[start SUPPLIED INFORMATION]
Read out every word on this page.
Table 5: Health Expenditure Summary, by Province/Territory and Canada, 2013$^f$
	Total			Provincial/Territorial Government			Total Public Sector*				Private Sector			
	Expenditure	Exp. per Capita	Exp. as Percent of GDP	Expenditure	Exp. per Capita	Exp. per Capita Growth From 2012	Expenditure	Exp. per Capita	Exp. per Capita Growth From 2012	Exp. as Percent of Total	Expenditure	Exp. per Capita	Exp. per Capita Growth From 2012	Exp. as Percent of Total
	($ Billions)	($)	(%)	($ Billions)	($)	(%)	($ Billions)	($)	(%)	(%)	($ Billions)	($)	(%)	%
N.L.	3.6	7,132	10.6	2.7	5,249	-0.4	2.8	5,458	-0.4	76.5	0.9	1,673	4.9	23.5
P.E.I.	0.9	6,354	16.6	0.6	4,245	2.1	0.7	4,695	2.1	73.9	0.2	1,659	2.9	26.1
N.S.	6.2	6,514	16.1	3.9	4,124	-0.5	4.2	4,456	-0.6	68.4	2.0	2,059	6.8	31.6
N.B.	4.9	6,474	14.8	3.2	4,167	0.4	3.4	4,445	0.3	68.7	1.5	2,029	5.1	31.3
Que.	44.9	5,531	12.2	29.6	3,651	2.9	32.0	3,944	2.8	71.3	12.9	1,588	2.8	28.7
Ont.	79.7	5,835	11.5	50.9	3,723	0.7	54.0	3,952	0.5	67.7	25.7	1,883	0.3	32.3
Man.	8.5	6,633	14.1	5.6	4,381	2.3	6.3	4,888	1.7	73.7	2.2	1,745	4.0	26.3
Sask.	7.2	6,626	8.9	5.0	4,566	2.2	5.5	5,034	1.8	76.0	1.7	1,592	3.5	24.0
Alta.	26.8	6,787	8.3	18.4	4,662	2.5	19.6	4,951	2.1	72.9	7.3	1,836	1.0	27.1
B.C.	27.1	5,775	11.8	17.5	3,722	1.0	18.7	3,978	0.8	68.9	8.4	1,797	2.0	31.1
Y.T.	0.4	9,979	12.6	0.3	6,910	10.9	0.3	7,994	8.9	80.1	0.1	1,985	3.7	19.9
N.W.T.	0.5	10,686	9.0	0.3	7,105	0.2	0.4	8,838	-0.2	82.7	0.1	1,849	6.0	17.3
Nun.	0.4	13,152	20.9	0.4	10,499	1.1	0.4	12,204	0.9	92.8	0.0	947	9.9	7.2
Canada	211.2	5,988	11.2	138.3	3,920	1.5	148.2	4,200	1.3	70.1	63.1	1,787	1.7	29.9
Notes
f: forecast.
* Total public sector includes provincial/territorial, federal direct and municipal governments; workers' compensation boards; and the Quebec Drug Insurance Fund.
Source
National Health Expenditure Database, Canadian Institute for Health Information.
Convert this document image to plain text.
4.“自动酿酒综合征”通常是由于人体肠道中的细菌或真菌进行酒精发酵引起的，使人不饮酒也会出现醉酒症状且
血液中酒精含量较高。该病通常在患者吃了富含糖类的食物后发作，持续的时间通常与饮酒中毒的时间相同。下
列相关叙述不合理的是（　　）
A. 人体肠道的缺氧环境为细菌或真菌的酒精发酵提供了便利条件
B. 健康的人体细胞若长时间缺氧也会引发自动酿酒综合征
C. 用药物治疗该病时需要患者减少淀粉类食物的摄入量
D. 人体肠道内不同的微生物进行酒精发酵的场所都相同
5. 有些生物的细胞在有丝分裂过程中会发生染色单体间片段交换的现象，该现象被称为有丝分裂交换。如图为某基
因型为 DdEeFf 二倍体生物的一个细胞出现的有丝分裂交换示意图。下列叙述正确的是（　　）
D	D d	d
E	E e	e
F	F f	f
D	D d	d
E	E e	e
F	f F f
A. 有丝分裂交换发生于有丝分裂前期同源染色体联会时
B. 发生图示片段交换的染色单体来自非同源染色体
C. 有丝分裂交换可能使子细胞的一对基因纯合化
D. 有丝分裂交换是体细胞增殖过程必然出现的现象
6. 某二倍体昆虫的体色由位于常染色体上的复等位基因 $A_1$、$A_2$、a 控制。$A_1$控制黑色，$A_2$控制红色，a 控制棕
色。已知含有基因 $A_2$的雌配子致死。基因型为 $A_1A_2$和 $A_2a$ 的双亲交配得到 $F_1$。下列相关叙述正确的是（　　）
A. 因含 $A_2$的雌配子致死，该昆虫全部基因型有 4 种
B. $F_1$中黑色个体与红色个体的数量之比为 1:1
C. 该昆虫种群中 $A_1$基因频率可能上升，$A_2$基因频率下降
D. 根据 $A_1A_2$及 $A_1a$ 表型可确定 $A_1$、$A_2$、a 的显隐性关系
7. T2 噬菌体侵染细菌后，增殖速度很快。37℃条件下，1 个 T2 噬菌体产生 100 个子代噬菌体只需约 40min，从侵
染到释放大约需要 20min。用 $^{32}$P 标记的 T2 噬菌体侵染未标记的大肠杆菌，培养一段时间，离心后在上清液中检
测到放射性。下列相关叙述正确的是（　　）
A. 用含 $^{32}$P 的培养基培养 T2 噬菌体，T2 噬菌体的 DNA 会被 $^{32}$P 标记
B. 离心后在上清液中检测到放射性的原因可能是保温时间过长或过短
[end SUPPLIED INFORMATION]
TO BE DONE ->
Return all of the entries exactly as written.

COMPLETE OUTPUT ->
Read out every word on this page.
Table 5: Health Expenditure Summary, by Province/Territory and Canada, 2013$^f$
	Total			Provincial/Territorial Government			Total Public Sector*				Private Sector			
	Expenditure	Exp. per Capita	Exp. as Percent of GDP	Expenditure	Exp. per Capita	Exp. per Capita Growth From 2012	Expenditure	Exp. per Capita	Exp. per Capita Growth From 2012	Exp. as Percent of Total	Expenditure	Exp. per Capita	Exp. per Capita Growth From 2012	Exp. as Percent of Total
	($ Billions)	($)	(%)	($ Billions)	($)	(%)	($ Billions)	($)	(%)	(%)	($ Billions)	($)	(%)	%
N.L.	3.6	7,132	10.6	2.7	5,249	-0.4	2.8	5,458	-0.4	76.5	0.9	1,673	4.9	23.5
P.E.I.	0.9	6,354	16.6	0.6	4,245	2.1	0.7	4,695	2.1	73.9	0.2	1,659	2.9	26.1
N.S.	6.2	6,514	16.1	3.9	4,124	-0.5	4.2	4,456	-0.6	68.4	2.0	2,059	6.8	31.6
N.B.	4.9	6,474	14.8	3.2	4,167	0.4	3.4	4,445	0.3	68.7	1.5	2,029	5.1	31.3
Que.	44.9	5,531	12.2	29.6	3,651	2.9	32.0	3,944	2.8	71.3	12.9	1,588	2.8	28.7
Ont.	79.7	5,835	11.5	50.9	3,723	0.7	54.0	3,952	0.5	67.7	25.7	1,883	0.3	32.3
Man.	8.5	6,633	14.1	5.6	4,381	2.3	6.3	4,888	1.7	73.7	2.2	1,745	4.0	26.3
Sask.	7.2	6,626	8.9	5.0	4,566	2.2	5.5	5,034	1.8	76.0	1.7	1,592	3.5	24.0
Alta.	26.8	6,787	8.3	18.4	4,662	2.5	19.6	4,951	2.1	72.9	7.3	1,836	1.0	27.1
B.C.	27.1	5,775	11.8	17.5	3,722	1.0	18.7	3,978	0.8	68.9	8.4	1,797	2.0	31.1
Y.T.	0.4	9,979	12.6	0.3	6,910	10.9	0.3	7,994	8.9	80.1	0.1	1,985	3.7	19.9
N.W.T.	0.5	10,686	9.0	0.3	7,105	0.2	0.4	8,838	-0.2	82.7	0.1	1,849	6.0	17.3
Nun.	0.4	13,152	20.9	0.4	10,499	1.1	0.4	12,204	0.9	92.8	0.0	947	9.9	7.2
Canada	211.2	5,988	11.2	138.3	3,920	1.5	148.2	4,200	1.3	70.1	63.1	1,787	1.7	29.9
Notes
f: forecast.
* Total public sector includes provincial/territorial, federal direct and municipal governments; workers' compensation boards; and the Quebec Drug Insurance Fund.
Source
National Health Expenditure Database, Canadian Institute for Health Information.
Convert this document image to plain text.
4.“自动酿酒综合征”通常是由于人体肠道中的细菌或真菌进行酒精发酵引起的，使人不饮酒也会出现醉酒症状且
血液中酒精含量较高。该病通常在患者吃了富含糖类的食物后发作，持续的时间通常与饮酒中毒的时间相同。下
列相关叙述不合理的是（　　）
A. 人体肠道的缺氧环境为细菌或真菌的酒精发酵提供了便利条件
B. 健康的人体细胞若长时间缺氧也会引发自动酿酒综合征
C. 用药物治疗该病时需要患者减少淀粉类食物的摄入量
D. 人体肠道内不同的微生物进行酒精发酵的场所都相同
5. 有些生物的细胞在有丝分裂过程中会发生染色单体间片段交换的现象，该现象被称为有丝分裂交换。如图为某基
因型为 DdEeFf 二倍体生物的一个细胞出现的有丝分裂交换示意图。下列叙述正确的是（　　）
D	D d	d
E	E e	e
F	F f	f
D	D d	d
E	E e	e
F	f F f
A. 有丝分裂交换发生于有丝分裂前期同源染色体联会时
B. 发生图示片段交换的染色单体来自非同源染色体
C. 有丝分裂交换可能使子细胞的一对基因纯合化
D. 有丝分裂交换是体细胞增殖过程必然出现的现象
6. 某二倍体昆虫的体色由位于常染色体上的复等位基因 $A_1$、$A_2$、a 控制。$A_1$控制黑色，$A_2$控制红色，a 控制棕
色。已知含有基因 $A_2$的雌配子致死。基因型为 $A_1A_2$和 $A_2a$ 的双亲交配得到 $F_1$。下列相关叙述正确的是（　　）
A. 因含 $A_2$的雌配子致死，该昆虫全部基因型有 4 种
B. $F_1$中黑色个体与红色个体的数量之比为 1:1
C. 该昆虫种群中 $A_1$基因频率可能上升，$A_2$基因频率下降
D. 根据 $A_1A_2$及 $A_1a$ 表型可确定 $A_1$、$A_2$、a 的显隐性关系
7. T2 噬菌体侵染细菌后，增殖速度很快。37℃条件下，1 个 T2 噬菌体产生 100 个子代噬菌体只需约 40min，从侵
染到释放大约需要 20min。用 $^{32}$P 标记的 T2 噬菌体侵染未标记的大肠杆菌，培养一段时间，离心后在上清液中检
测到放射性。下列相关叙述正确的是（　　）
A. 用含 $^{32}$P 的培养基培养 T2 噬菌体，T2 噬菌体的 DNA 会被 $^{32}$P 标记
B. 离心后在上清液中检测到放射性的原因可能是保温时间过长或过短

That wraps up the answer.